Begin Input
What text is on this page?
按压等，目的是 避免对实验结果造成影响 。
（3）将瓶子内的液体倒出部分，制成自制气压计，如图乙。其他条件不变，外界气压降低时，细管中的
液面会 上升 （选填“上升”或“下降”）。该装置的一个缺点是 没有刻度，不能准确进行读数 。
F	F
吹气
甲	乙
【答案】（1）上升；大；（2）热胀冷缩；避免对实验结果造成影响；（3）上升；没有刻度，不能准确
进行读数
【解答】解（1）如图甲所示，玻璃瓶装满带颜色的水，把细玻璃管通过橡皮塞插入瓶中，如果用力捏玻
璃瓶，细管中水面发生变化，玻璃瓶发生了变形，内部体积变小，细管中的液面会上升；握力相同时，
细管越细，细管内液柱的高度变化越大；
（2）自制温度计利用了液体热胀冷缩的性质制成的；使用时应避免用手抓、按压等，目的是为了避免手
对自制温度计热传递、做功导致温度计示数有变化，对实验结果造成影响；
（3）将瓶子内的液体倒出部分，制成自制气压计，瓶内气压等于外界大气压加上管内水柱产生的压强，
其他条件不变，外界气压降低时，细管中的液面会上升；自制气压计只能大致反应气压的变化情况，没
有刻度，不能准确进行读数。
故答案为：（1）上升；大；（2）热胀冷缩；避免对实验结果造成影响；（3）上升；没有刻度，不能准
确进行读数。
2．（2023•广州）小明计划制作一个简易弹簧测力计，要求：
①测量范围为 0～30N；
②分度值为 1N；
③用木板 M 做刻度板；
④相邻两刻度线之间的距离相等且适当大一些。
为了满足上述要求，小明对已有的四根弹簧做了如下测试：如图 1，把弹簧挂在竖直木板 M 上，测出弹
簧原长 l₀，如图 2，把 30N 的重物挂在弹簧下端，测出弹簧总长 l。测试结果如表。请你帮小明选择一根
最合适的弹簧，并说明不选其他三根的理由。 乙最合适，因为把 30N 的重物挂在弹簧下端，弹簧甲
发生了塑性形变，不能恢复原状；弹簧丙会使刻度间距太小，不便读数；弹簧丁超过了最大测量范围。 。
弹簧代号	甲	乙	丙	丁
End Input
▶ _Work required_
The records above need to be transcribed in full. Keep every character unchanged.

▶ _The result_
What text is on this page?
按压等，目的是 避免对实验结果造成影响 。
（3）将瓶子内的液体倒出部分，制成自制气压计，如图乙。其他条件不变，外界气压降低时，细管中的
液面会 上升 （选填“上升”或“下降”）。该装置的一个缺点是 没有刻度，不能准确进行读数 。
F	F
吹气
甲	乙
【答案】（1）上升；大；（2）热胀冷缩；避免对实验结果造成影响；（3）上升；没有刻度，不能准确
进行读数
【解答】解（1）如图甲所示，玻璃瓶装满带颜色的水，把细玻璃管通过橡皮塞插入瓶中，如果用力捏玻
璃瓶，细管中水面发生变化，玻璃瓶发生了变形，内部体积变小，细管中的液面会上升；握力相同时，
细管越细，细管内液柱的高度变化越大；
（2）自制温度计利用了液体热胀冷缩的性质制成的；使用时应避免用手抓、按压等，目的是为了避免手
对自制温度计热传递、做功导致温度计示数有变化，对实验结果造成影响；
（3）将瓶子内的液体倒出部分，制成自制气压计，瓶内气压等于外界大气压加上管内水柱产生的压强，
其他条件不变，外界气压降低时，细管中的液面会上升；自制气压计只能大致反应气压的变化情况，没
有刻度，不能准确进行读数。
故答案为：（1）上升；大；（2）热胀冷缩；避免对实验结果造成影响；（3）上升；没有刻度，不能准
确进行读数。
2．（2023•广州）小明计划制作一个简易弹簧测力计，要求：
①测量范围为 0～30N；
②分度值为 1N；
③用木板 M 做刻度板；
④相邻两刻度线之间的距离相等且适当大一些。
为了满足上述要求，小明对已有的四根弹簧做了如下测试：如图 1，把弹簧挂在竖直木板 M 上，测出弹
簧原长 l₀，如图 2，把 30N 的重物挂在弹簧下端，测出弹簧总长 l。测试结果如表。请你帮小明选择一根
最合适的弹簧，并说明不选其他三根的理由。 乙最合适，因为把 30N 的重物挂在弹簧下端，弹簧甲
发生了塑性形变，不能恢复原状；弹簧丙会使刻度间距太小，不便读数；弹簧丁超过了最大测量范围。 。
弹簧代号	甲	乙	丙	丁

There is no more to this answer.